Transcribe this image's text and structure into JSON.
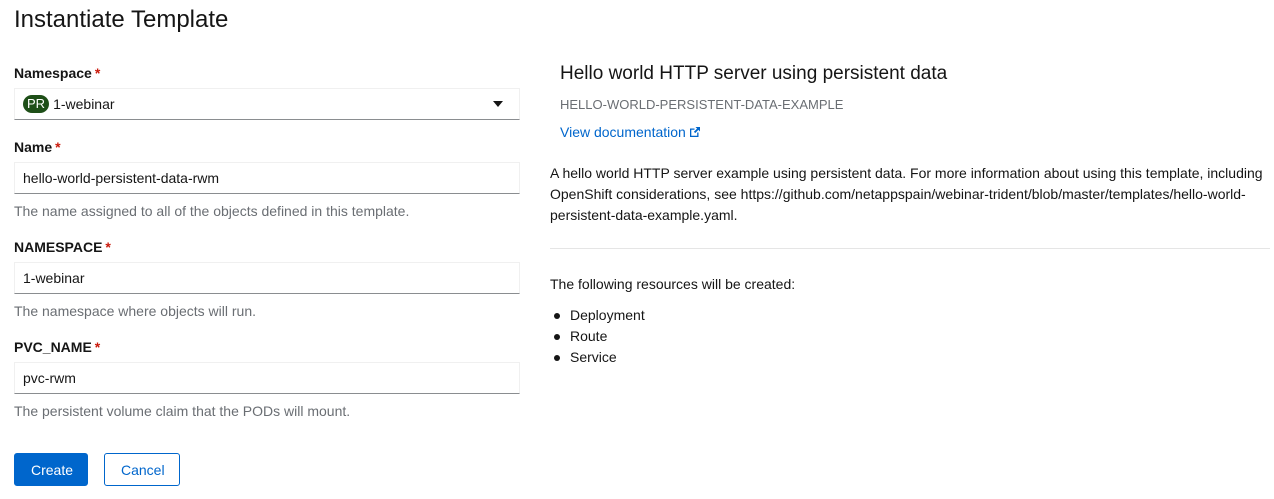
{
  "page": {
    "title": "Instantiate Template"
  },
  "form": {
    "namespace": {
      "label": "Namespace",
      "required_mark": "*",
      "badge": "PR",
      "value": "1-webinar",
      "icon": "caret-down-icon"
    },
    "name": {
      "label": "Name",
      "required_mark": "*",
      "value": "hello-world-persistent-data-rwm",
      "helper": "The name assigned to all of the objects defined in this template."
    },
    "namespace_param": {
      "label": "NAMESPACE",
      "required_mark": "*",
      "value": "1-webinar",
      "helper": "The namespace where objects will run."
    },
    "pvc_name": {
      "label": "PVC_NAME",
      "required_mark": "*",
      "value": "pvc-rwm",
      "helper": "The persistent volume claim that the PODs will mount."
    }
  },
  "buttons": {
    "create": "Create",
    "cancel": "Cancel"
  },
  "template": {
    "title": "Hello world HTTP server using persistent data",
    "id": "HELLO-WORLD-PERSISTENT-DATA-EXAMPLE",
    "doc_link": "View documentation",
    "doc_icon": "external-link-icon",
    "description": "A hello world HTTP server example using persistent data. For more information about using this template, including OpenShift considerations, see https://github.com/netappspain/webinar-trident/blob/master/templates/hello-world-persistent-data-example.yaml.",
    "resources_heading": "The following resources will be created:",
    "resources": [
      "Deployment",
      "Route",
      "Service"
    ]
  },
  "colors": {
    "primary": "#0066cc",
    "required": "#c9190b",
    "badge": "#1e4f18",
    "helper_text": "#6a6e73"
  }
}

* * * * * * *

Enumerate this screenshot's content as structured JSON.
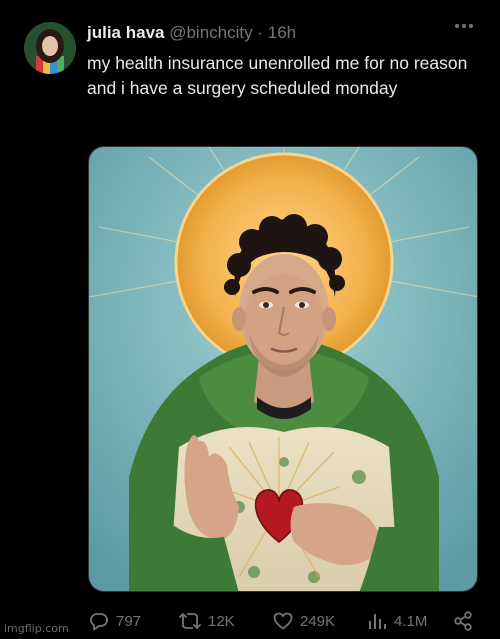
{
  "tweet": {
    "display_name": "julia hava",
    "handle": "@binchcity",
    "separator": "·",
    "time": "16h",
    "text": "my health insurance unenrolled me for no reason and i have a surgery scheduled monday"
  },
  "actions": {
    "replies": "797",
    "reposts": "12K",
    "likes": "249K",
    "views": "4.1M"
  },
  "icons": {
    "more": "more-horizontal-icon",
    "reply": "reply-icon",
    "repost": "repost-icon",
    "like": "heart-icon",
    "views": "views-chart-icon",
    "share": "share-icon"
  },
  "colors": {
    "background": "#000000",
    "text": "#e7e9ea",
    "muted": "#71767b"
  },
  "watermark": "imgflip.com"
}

* * * * * * *

# Aim of the task
Copy out every line in the entries above that holds "more".

# Result for this task
    "description": "A hello world HTTP server example using persistent data. For more information about using this template, including OpenShift considerations, see https://github.com/netappspain/webinar-trident/blob/master/templates/hello-world-persistent-data-example.yaml.",
    "more": "more-horizontal-icon",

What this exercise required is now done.